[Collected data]

━━━━

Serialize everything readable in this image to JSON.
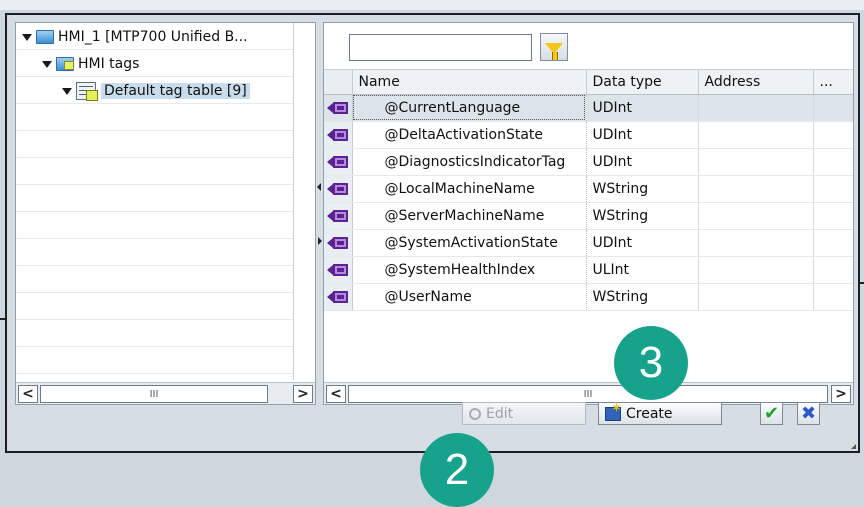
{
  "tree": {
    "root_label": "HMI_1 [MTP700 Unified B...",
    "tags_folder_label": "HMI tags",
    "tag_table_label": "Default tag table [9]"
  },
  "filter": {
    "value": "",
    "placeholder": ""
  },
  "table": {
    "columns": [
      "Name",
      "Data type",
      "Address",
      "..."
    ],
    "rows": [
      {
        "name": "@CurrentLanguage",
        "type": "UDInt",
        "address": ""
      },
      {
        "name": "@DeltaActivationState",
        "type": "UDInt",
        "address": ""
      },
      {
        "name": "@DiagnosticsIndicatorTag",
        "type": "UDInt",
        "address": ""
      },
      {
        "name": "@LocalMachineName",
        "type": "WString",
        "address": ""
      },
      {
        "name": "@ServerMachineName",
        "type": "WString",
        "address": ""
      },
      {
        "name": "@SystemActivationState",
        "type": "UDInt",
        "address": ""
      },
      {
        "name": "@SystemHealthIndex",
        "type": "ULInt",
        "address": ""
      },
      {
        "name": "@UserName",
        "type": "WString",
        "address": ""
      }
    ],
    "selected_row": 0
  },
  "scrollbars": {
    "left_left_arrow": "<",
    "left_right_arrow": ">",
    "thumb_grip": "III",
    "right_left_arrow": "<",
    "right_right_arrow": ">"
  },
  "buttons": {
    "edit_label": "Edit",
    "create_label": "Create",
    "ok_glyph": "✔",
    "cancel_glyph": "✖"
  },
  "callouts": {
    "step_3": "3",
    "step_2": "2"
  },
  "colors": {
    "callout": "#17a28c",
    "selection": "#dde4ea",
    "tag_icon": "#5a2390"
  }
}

━━━━

Return all lines of the material above in which the word "table" occurs.

Answer to the task:
    "tag_table_label": "Default tag table [9]"
  "table": {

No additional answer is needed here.